→ **The request**: Extract every line that contains the string "main".

Start of Data provided

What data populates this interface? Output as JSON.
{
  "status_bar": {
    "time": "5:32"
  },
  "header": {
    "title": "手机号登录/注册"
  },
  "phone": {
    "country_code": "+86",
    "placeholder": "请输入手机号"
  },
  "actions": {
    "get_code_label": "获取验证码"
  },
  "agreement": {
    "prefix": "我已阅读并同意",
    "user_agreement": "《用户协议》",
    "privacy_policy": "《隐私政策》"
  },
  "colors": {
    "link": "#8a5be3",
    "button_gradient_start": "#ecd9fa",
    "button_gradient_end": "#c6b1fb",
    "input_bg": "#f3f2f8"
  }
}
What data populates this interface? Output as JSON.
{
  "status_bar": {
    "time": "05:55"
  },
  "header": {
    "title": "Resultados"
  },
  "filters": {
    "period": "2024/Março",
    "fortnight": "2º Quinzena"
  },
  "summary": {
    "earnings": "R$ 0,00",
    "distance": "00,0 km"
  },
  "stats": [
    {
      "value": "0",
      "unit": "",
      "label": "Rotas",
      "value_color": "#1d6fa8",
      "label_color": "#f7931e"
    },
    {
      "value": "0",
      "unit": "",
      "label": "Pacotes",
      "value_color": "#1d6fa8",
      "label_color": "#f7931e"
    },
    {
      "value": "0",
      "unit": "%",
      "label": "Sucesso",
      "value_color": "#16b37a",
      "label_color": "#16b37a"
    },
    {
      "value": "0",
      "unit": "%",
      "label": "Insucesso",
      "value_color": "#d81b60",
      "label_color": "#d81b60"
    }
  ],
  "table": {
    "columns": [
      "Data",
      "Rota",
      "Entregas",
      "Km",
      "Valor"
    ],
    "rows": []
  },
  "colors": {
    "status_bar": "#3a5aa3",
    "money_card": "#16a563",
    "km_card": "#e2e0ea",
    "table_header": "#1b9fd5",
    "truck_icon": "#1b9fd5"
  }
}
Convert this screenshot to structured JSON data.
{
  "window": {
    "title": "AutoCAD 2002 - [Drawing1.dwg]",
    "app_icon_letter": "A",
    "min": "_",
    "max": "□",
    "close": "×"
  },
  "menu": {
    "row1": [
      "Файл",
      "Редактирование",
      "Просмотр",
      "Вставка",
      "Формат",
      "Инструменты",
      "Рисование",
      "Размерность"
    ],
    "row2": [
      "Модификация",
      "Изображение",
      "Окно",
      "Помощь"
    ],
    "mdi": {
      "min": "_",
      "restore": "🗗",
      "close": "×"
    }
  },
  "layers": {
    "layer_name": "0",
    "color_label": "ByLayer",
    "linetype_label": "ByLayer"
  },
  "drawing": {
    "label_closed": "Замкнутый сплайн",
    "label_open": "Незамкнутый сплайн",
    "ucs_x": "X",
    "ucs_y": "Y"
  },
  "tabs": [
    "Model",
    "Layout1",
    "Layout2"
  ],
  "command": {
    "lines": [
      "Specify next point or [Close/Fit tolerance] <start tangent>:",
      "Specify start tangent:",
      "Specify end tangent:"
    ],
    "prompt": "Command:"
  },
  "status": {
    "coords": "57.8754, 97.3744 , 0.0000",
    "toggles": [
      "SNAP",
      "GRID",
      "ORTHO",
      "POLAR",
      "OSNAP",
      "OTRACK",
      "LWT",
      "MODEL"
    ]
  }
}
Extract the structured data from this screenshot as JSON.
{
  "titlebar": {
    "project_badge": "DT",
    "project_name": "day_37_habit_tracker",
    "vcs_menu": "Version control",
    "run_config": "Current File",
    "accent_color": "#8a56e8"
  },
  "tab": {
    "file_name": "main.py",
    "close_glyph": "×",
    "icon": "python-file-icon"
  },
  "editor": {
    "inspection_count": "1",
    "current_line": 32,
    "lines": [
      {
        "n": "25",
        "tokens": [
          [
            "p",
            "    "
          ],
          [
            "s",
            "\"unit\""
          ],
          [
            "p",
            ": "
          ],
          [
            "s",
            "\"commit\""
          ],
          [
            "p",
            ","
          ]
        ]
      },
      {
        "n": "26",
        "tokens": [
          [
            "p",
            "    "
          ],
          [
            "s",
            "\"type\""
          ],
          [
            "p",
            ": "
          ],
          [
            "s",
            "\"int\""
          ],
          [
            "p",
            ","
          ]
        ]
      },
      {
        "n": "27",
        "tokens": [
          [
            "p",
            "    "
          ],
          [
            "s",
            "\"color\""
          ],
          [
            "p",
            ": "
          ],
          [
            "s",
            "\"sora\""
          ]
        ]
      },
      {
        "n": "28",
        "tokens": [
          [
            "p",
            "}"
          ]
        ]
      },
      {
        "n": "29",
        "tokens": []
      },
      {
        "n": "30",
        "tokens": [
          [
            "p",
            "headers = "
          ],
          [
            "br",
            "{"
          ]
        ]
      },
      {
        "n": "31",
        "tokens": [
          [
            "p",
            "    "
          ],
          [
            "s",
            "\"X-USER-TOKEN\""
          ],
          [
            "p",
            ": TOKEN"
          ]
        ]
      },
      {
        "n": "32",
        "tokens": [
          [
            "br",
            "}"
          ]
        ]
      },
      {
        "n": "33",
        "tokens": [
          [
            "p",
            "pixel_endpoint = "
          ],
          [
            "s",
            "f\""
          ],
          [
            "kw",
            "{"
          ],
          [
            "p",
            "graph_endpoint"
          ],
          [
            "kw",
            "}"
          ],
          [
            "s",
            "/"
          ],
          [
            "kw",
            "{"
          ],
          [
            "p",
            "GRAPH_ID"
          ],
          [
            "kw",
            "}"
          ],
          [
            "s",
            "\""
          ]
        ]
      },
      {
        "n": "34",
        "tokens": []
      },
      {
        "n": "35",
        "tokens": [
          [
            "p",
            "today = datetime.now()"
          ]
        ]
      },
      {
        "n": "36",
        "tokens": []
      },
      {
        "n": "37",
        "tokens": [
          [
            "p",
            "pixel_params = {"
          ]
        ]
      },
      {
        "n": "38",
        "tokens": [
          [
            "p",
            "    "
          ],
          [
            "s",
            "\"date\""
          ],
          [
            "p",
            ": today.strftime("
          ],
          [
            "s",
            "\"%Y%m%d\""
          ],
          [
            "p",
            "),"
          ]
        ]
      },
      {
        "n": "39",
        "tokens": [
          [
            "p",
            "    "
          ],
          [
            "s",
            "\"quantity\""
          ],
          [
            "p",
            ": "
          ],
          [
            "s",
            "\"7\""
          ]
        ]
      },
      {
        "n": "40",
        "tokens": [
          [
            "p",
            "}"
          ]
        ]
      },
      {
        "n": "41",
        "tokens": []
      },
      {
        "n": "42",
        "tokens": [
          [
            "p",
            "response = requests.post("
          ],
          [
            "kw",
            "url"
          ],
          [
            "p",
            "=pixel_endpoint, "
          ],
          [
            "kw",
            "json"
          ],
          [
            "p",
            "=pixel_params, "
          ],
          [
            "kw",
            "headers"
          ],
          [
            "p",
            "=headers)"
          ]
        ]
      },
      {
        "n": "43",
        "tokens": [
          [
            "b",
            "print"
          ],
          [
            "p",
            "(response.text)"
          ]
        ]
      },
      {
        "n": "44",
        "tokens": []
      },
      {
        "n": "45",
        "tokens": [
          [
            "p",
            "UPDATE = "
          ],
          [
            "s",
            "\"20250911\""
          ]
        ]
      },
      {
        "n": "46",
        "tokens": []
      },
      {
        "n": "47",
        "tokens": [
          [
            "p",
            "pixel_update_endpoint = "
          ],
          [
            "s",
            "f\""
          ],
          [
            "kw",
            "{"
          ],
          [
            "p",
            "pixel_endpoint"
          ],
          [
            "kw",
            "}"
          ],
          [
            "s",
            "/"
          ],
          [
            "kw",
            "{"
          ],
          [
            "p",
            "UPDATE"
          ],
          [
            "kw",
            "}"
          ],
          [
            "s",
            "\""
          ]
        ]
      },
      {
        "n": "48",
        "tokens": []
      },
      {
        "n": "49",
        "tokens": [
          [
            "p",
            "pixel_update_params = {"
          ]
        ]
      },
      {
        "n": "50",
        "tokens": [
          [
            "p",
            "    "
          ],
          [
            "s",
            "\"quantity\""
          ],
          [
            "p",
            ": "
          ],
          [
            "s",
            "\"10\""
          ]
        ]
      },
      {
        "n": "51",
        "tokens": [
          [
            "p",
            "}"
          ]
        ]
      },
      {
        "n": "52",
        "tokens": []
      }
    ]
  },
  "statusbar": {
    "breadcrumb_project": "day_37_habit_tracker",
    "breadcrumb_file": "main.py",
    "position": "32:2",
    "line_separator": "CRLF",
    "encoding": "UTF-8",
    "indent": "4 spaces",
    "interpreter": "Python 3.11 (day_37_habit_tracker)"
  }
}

End of Data provided

→ **Finished exercise**:
    "file_name": "main.py",
    "breadcrumb_file": "main.py",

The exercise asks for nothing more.